- [Dataset content]:
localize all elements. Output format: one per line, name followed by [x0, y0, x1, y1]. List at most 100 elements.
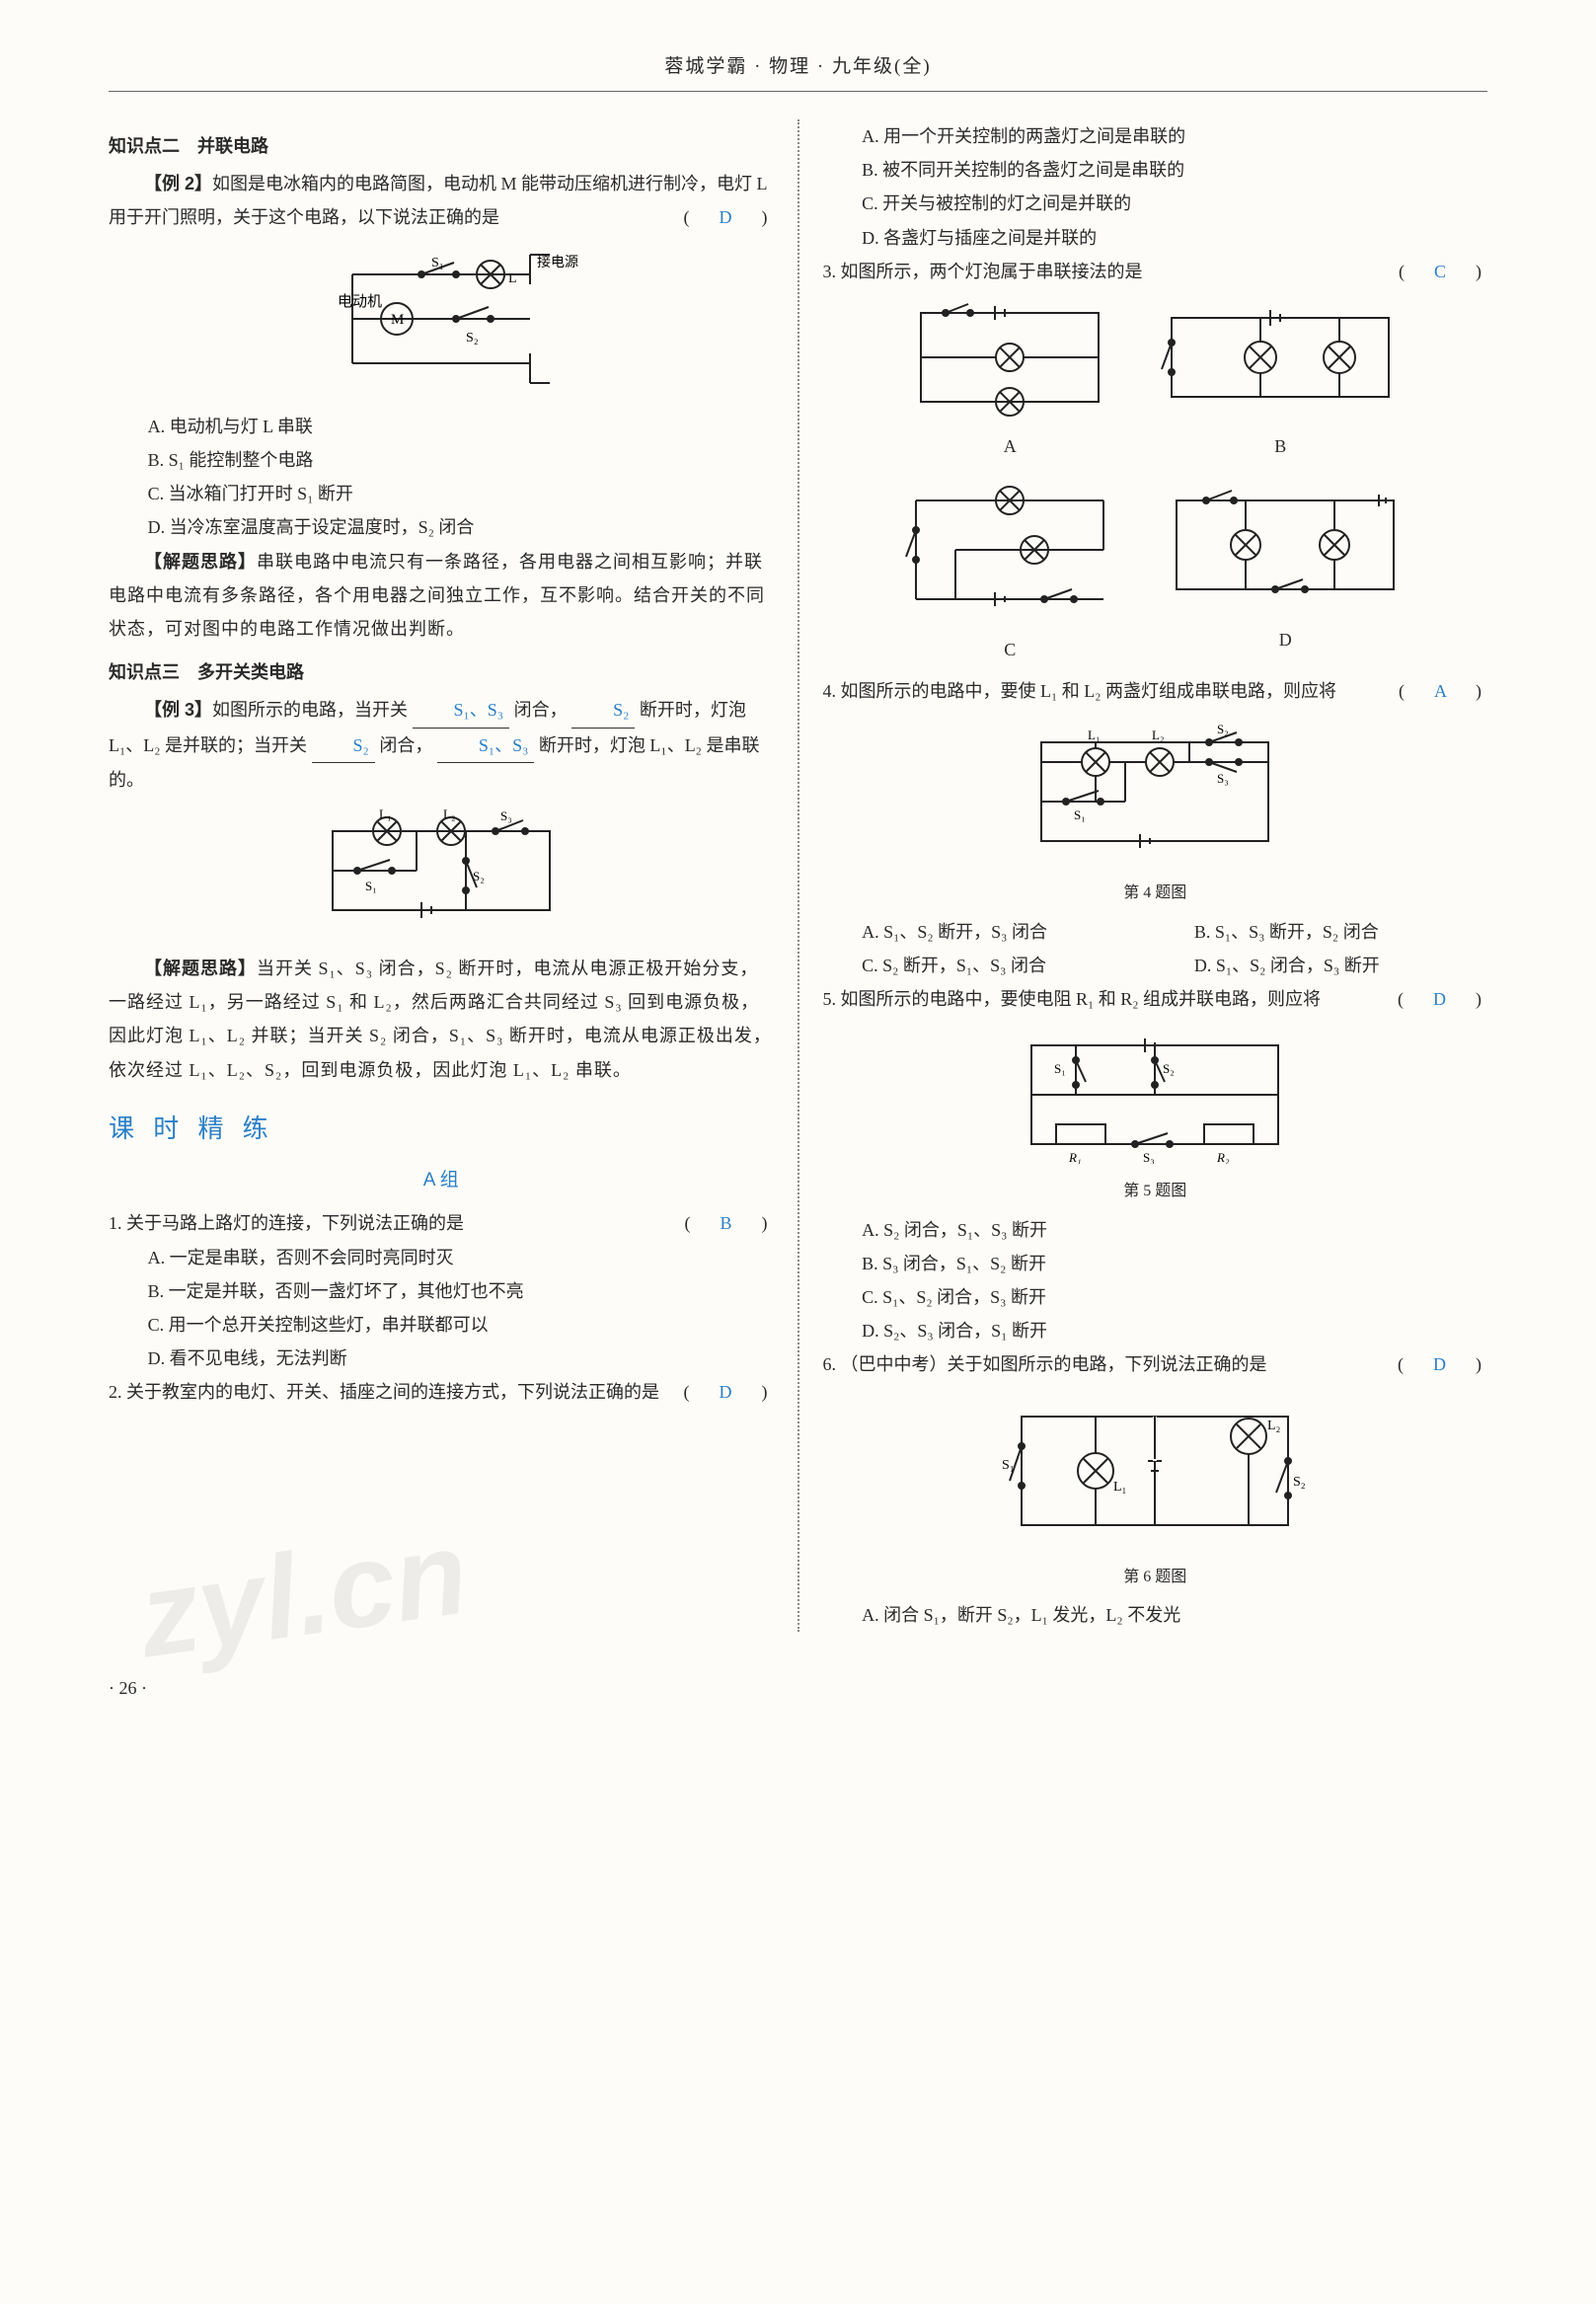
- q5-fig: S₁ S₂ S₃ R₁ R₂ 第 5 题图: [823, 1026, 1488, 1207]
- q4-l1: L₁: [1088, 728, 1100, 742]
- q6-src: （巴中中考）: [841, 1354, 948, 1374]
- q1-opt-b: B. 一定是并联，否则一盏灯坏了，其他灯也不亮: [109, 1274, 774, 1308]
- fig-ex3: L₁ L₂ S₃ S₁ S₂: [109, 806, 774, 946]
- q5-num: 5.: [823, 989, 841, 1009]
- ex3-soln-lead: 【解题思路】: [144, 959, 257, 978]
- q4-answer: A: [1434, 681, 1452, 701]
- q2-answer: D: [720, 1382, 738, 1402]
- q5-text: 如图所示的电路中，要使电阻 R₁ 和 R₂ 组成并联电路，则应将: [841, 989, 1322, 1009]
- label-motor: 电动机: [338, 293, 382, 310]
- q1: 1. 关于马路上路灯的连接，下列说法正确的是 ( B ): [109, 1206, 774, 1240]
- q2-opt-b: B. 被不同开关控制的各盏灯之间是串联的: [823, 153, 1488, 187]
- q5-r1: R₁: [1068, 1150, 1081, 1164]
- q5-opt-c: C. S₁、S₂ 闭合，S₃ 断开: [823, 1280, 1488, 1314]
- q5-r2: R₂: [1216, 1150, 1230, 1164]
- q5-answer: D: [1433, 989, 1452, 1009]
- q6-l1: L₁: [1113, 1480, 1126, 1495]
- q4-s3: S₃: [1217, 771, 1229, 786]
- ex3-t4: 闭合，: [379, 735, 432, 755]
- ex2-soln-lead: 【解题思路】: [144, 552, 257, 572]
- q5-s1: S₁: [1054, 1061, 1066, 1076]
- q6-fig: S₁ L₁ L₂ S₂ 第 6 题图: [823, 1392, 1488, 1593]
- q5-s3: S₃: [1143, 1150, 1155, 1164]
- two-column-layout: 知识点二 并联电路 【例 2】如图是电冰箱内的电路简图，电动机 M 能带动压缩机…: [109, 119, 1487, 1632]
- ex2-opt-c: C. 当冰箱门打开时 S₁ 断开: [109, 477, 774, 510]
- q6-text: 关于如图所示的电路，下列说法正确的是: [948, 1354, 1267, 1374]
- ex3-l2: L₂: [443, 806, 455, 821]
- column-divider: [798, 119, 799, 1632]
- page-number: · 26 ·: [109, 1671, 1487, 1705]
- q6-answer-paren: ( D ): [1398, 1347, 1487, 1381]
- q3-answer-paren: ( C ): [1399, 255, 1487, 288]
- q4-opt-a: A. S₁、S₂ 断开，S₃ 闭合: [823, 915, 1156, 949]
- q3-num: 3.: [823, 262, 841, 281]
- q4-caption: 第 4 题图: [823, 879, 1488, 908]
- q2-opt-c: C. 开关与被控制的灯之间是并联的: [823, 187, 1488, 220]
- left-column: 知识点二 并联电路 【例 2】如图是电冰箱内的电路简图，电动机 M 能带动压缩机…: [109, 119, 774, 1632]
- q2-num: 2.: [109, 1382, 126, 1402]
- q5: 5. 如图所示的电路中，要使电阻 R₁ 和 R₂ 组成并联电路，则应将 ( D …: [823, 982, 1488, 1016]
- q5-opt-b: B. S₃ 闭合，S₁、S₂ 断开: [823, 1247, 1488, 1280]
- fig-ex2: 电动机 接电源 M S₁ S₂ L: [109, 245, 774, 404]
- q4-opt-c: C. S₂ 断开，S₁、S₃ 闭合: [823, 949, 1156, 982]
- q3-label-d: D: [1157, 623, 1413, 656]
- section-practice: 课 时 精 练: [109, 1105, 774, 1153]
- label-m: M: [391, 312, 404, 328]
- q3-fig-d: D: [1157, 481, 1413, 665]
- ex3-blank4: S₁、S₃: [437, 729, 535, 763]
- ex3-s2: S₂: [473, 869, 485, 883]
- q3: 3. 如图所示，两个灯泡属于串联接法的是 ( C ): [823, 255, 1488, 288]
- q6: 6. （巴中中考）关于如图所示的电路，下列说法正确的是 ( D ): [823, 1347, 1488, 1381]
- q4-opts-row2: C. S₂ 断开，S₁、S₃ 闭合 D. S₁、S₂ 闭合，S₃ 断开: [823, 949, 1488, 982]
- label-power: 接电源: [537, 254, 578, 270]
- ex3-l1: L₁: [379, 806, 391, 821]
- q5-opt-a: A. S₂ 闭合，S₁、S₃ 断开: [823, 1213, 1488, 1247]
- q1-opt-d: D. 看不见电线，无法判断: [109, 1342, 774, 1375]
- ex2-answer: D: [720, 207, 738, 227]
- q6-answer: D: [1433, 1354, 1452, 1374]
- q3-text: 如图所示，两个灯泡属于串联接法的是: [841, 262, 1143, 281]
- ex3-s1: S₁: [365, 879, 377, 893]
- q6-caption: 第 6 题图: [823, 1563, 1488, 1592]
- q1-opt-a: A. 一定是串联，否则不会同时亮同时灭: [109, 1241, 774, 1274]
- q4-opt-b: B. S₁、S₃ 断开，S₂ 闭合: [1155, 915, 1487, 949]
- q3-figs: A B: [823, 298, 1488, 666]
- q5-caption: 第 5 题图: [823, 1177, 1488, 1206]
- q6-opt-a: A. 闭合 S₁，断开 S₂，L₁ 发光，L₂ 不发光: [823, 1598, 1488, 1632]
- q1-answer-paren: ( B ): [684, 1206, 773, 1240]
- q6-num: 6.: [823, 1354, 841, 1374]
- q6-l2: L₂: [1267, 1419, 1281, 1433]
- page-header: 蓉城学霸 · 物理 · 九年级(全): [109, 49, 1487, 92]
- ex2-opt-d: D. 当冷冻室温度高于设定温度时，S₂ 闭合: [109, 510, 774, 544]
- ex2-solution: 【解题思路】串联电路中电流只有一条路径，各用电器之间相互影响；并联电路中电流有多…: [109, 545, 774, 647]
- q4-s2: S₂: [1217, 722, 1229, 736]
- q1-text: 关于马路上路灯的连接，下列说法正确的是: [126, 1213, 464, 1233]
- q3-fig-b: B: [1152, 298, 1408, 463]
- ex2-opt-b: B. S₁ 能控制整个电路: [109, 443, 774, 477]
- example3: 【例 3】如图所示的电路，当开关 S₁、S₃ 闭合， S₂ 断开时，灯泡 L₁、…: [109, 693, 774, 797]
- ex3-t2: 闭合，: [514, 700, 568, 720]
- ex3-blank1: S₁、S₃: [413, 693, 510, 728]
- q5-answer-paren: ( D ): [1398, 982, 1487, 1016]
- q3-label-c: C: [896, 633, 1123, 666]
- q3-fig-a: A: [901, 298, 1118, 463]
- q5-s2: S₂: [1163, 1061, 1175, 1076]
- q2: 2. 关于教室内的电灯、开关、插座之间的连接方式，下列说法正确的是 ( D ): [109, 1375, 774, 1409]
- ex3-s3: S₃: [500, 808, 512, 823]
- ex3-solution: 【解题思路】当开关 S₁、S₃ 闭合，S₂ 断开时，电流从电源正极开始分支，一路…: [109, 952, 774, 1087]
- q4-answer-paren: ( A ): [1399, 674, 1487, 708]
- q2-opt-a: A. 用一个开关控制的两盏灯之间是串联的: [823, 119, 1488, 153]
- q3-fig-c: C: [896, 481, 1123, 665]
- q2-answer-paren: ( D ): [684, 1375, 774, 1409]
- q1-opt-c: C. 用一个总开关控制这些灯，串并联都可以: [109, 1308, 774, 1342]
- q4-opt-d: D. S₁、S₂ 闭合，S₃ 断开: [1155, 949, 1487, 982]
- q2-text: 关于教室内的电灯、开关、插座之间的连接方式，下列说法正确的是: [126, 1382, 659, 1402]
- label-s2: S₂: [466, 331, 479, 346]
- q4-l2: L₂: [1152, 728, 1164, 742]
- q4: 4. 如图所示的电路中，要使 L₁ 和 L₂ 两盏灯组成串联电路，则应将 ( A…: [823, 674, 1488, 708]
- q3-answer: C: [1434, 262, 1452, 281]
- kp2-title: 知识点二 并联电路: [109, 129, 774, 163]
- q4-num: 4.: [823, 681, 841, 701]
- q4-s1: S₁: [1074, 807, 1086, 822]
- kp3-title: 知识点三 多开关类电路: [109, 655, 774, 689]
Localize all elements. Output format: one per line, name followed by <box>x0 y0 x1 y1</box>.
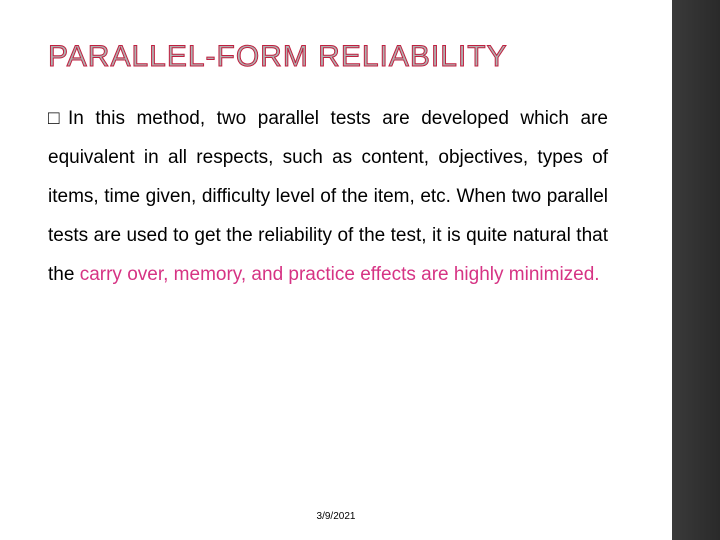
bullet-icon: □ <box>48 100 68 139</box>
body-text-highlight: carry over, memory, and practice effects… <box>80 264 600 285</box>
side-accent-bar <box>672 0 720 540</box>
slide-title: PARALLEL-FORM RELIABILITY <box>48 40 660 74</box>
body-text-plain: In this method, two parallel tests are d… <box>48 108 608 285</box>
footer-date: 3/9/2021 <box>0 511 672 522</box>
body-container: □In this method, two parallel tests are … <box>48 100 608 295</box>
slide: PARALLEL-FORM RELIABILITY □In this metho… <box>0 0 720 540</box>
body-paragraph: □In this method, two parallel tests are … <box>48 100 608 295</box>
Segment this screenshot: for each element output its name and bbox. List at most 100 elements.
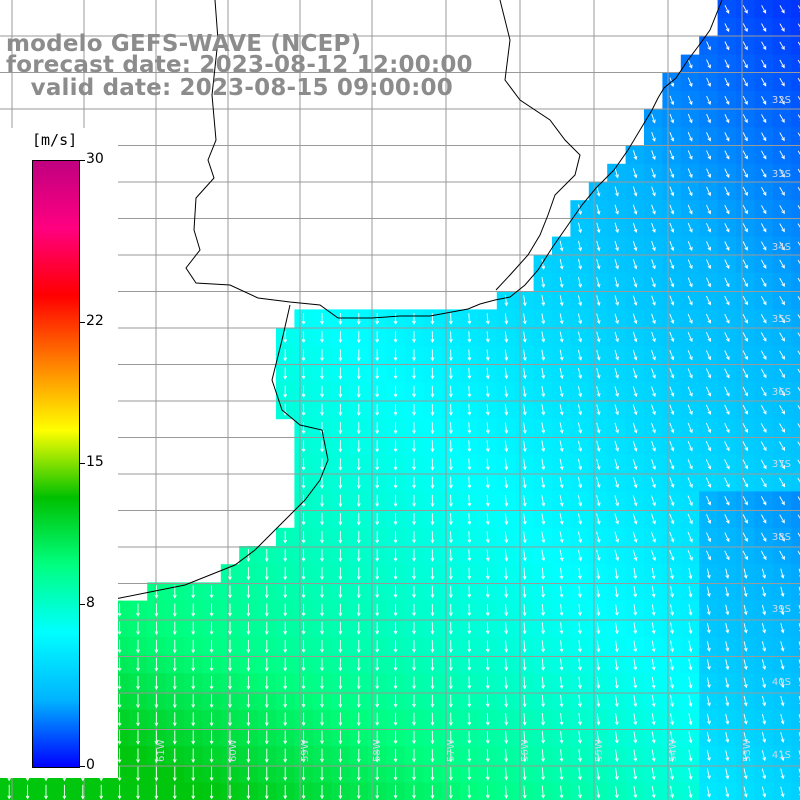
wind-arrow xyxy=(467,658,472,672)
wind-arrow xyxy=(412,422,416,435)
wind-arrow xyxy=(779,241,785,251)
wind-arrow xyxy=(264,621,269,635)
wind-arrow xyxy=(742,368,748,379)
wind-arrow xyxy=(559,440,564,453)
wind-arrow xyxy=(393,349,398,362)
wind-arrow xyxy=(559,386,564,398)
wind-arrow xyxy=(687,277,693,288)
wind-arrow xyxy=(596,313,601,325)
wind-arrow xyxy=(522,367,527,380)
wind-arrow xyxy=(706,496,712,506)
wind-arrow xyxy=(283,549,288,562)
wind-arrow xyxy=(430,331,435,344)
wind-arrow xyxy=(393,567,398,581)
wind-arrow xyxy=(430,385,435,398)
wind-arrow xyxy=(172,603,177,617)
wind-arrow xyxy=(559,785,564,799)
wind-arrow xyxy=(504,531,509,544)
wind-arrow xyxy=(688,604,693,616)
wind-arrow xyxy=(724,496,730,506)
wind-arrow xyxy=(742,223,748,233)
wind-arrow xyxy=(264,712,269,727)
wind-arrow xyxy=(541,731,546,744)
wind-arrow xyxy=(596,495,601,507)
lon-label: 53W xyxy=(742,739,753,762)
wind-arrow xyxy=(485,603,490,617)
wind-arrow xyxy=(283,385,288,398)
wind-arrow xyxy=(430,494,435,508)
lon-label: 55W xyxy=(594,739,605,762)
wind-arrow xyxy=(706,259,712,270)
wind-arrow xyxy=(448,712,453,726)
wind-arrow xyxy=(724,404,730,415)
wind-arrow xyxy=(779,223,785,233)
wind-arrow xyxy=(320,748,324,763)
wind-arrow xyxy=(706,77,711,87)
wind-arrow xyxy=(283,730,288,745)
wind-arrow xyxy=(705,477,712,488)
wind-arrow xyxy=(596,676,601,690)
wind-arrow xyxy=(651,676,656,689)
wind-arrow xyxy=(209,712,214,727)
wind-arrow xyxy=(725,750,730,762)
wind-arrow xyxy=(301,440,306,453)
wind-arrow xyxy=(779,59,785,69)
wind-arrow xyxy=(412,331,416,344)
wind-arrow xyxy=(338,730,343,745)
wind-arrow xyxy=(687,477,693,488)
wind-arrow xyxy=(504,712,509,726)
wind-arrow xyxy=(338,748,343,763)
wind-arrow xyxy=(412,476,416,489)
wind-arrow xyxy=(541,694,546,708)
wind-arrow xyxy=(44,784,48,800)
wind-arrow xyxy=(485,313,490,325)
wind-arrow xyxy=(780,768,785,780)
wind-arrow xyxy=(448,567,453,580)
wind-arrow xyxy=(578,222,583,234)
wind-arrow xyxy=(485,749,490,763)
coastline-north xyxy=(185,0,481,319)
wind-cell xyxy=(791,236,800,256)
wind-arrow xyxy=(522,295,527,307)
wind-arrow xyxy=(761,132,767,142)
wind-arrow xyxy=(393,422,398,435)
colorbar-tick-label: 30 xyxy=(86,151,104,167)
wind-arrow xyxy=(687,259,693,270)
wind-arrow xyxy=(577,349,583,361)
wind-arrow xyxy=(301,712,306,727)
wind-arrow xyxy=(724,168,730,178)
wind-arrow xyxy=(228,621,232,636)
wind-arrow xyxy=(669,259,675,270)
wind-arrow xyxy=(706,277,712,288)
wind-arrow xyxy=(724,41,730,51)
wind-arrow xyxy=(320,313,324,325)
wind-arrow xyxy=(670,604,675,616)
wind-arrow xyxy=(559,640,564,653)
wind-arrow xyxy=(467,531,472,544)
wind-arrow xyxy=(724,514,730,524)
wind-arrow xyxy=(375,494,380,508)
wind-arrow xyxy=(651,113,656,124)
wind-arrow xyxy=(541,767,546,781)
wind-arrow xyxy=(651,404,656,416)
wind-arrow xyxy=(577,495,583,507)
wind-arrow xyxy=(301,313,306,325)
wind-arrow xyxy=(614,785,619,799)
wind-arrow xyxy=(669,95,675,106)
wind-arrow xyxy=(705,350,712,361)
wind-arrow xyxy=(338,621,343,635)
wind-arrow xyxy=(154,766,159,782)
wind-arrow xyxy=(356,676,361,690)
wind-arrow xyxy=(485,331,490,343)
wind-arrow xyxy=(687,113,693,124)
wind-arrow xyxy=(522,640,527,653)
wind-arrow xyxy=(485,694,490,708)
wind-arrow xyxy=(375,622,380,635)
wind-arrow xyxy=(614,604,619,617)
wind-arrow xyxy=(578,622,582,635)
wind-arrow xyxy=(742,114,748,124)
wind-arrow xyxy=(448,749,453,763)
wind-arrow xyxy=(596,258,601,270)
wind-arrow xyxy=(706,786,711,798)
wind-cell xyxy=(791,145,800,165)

- [The task]: Edit the stretch of entries from the line that contains "- q5-fig: S₁" through the line that contains "- section-practice: 课" by changing "开关" to "电键", and return only those lines with all else unchanged.

- [Completed task]:
- q5-fig: S₁ S₂ S₃ R₁ R₂ 第 5 题图: [823, 1026, 1488, 1207]
- q4-l1: L₁: [1088, 728, 1100, 742]
- q6-src: （巴中中考）: [841, 1354, 948, 1374]
- q1-opt-b: B. 一定是并联，否则一盏灯坏了，其他灯也不亮: [109, 1274, 774, 1308]
- fig-ex3: L₁ L₂ S₃ S₁ S₂: [109, 806, 774, 946]
- q5-num: 5.: [823, 989, 841, 1009]
- ex3-soln-lead: 【解题思路】: [144, 959, 257, 978]
- q4-answer: A: [1434, 681, 1452, 701]
- q2-answer: D: [720, 1382, 738, 1402]
- q5-text: 如图所示的电路中，要使电阻 R₁ 和 R₂ 组成并联电路，则应将: [841, 989, 1322, 1009]
- label-motor: 电动机: [338, 293, 382, 310]
- q1: 1. 关于马路上路灯的连接，下列说法正确的是 ( B ): [109, 1206, 774, 1240]
- q2-opt-b: B. 被不同电键控制的各盏灯之间是串联的: [823, 153, 1488, 187]
- q5-r1: R₁: [1068, 1150, 1081, 1164]
- q5-opt-c: C. S₁、S₂ 闭合，S₃ 断开: [823, 1280, 1488, 1314]
- q5-r2: R₂: [1216, 1150, 1230, 1164]
- q5-answer: D: [1433, 989, 1452, 1009]
- q6-l1: L₁: [1113, 1480, 1126, 1495]
- q4-s3: S₃: [1217, 771, 1229, 786]
- ex3-t4: 闭合，: [379, 735, 432, 755]
- ex2-soln-lead: 【解题思路】: [144, 552, 257, 572]
- q5-s1: S₁: [1054, 1061, 1066, 1076]
- q6-fig: S₁ L₁ L₂ S₂ 第 6 题图: [823, 1392, 1488, 1593]
- q5-s3: S₃: [1143, 1150, 1155, 1164]
- two-column-layout: 知识点二 并联电路 【例 2】如图是电冰箱内的电路简图，电动机 M 能带动压缩机…: [109, 119, 1487, 1632]
- ex2-opt-c: C. 当冰箱门打开时 S₁ 断开: [109, 477, 774, 510]
- q6-text: 关于如图所示的电路，下列说法正确的是: [948, 1354, 1267, 1374]
- ex3-l2: L₂: [443, 806, 455, 821]
- column-divider: [798, 119, 799, 1632]
- page-number: · 26 ·: [109, 1671, 1487, 1705]
- q6-answer-paren: ( D ): [1398, 1347, 1487, 1381]
- q3-answer-paren: ( C ): [1399, 255, 1487, 288]
- q4-opt-a: A. S₁、S₂ 断开，S₃ 闭合: [823, 915, 1156, 949]
- q3-num: 3.: [823, 262, 841, 281]
- q4-caption: 第 4 题图: [823, 879, 1488, 908]
- q2-opt-c: C. 电键与被控制的灯之间是并联的: [823, 187, 1488, 220]
- left-column: 知识点二 并联电路 【例 2】如图是电冰箱内的电路简图，电动机 M 能带动压缩机…: [109, 119, 774, 1632]
- q2-num: 2.: [109, 1382, 126, 1402]
- q5: 5. 如图所示的电路中，要使电阻 R₁ 和 R₂ 组成并联电路，则应将 ( D …: [823, 982, 1488, 1016]
- q5-opt-b: B. S₃ 闭合，S₁、S₂ 断开: [823, 1247, 1488, 1280]
- fig-ex2: 电动机 接电源 M S₁ S₂ L: [109, 245, 774, 404]
- q4-opt-c: C. S₂ 断开，S₁、S₃ 闭合: [823, 949, 1156, 982]
- q3-label-d: D: [1157, 623, 1413, 656]
- section-practice: 课 时 精 练: [109, 1105, 774, 1153]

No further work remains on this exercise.